__Requirement__
Provide an exact reproduction of every entry.

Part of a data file
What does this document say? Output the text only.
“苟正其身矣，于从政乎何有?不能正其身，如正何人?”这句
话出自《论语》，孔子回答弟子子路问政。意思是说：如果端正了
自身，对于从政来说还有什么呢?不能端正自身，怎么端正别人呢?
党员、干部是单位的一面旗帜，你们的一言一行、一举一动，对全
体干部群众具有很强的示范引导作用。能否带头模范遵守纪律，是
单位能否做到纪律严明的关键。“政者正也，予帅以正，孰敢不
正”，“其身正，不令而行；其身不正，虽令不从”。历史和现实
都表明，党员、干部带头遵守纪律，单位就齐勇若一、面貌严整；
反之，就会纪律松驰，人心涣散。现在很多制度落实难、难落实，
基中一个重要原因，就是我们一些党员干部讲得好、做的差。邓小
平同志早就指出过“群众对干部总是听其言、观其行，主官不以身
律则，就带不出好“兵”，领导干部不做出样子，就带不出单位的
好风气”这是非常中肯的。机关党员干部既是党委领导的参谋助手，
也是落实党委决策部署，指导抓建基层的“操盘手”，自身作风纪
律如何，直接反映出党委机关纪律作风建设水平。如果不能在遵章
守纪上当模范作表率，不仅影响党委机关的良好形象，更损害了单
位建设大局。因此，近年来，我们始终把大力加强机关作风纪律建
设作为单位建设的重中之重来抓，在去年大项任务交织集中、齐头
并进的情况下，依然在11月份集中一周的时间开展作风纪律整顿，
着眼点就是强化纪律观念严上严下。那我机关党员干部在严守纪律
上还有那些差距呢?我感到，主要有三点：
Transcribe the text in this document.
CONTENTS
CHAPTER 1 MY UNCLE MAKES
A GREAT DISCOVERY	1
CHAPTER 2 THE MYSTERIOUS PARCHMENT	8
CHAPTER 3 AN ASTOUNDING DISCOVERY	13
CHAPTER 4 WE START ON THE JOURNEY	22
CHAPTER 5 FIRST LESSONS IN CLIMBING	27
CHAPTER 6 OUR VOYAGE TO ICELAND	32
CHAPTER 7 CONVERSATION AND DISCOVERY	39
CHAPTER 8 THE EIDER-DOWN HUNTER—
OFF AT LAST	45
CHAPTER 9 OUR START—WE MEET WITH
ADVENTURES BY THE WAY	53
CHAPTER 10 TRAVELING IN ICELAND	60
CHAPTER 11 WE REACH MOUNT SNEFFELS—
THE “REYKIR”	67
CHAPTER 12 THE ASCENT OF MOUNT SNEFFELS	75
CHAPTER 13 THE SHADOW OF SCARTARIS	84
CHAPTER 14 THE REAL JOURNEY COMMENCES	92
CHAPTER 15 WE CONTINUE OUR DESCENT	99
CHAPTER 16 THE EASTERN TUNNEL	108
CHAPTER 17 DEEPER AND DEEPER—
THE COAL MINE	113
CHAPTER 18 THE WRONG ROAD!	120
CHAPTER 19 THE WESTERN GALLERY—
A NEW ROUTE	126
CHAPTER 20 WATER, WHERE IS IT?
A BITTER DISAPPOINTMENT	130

__Output of the task__
What does this document say? Output the text only.
“苟正其身矣，于从政乎何有?不能正其身，如正何人?”这句
话出自《论语》，孔子回答弟子子路问政。意思是说：如果端正了
自身，对于从政来说还有什么呢?不能端正自身，怎么端正别人呢?
党员、干部是单位的一面旗帜，你们的一言一行、一举一动，对全
体干部群众具有很强的示范引导作用。能否带头模范遵守纪律，是
单位能否做到纪律严明的关键。“政者正也，予帅以正，孰敢不
正”，“其身正，不令而行；其身不正，虽令不从”。历史和现实
都表明，党员、干部带头遵守纪律，单位就齐勇若一、面貌严整；
反之，就会纪律松驰，人心涣散。现在很多制度落实难、难落实，
基中一个重要原因，就是我们一些党员干部讲得好、做的差。邓小
平同志早就指出过“群众对干部总是听其言、观其行，主官不以身
律则，就带不出好“兵”，领导干部不做出样子，就带不出单位的
好风气”这是非常中肯的。机关党员干部既是党委领导的参谋助手，
也是落实党委决策部署，指导抓建基层的“操盘手”，自身作风纪
律如何，直接反映出党委机关纪律作风建设水平。如果不能在遵章
守纪上当模范作表率，不仅影响党委机关的良好形象，更损害了单
位建设大局。因此，近年来，我们始终把大力加强机关作风纪律建
设作为单位建设的重中之重来抓，在去年大项任务交织集中、齐头
并进的情况下，依然在11月份集中一周的时间开展作风纪律整顿，
着眼点就是强化纪律观念严上严下。那我机关党员干部在严守纪律
上还有那些差距呢?我感到，主要有三点：
Transcribe the text in this document.
CONTENTS
CHAPTER 1 MY UNCLE MAKES
A GREAT DISCOVERY	1
CHAPTER 2 THE MYSTERIOUS PARCHMENT	8
CHAPTER 3 AN ASTOUNDING DISCOVERY	13
CHAPTER 4 WE START ON THE JOURNEY	22
CHAPTER 5 FIRST LESSONS IN CLIMBING	27
CHAPTER 6 OUR VOYAGE TO ICELAND	32
CHAPTER 7 CONVERSATION AND DISCOVERY	39
CHAPTER 8 THE EIDER-DOWN HUNTER—
OFF AT LAST	45
CHAPTER 9 OUR START—WE MEET WITH
ADVENTURES BY THE WAY	53
CHAPTER 10 TRAVELING IN ICELAND	60
CHAPTER 11 WE REACH MOUNT SNEFFELS—
THE “REYKIR”	67
CHAPTER 12 THE ASCENT OF MOUNT SNEFFELS	75
CHAPTER 13 THE SHADOW OF SCARTARIS	84
CHAPTER 14 THE REAL JOURNEY COMMENCES	92
CHAPTER 15 WE CONTINUE OUR DESCENT	99
CHAPTER 16 THE EASTERN TUNNEL	108
CHAPTER 17 DEEPER AND DEEPER—
THE COAL MINE	113
CHAPTER 18 THE WRONG ROAD!	120
CHAPTER 19 THE WESTERN GALLERY—
A NEW ROUTE	126
CHAPTER 20 WATER, WHERE IS IT?
A BITTER DISAPPOINTMENT	130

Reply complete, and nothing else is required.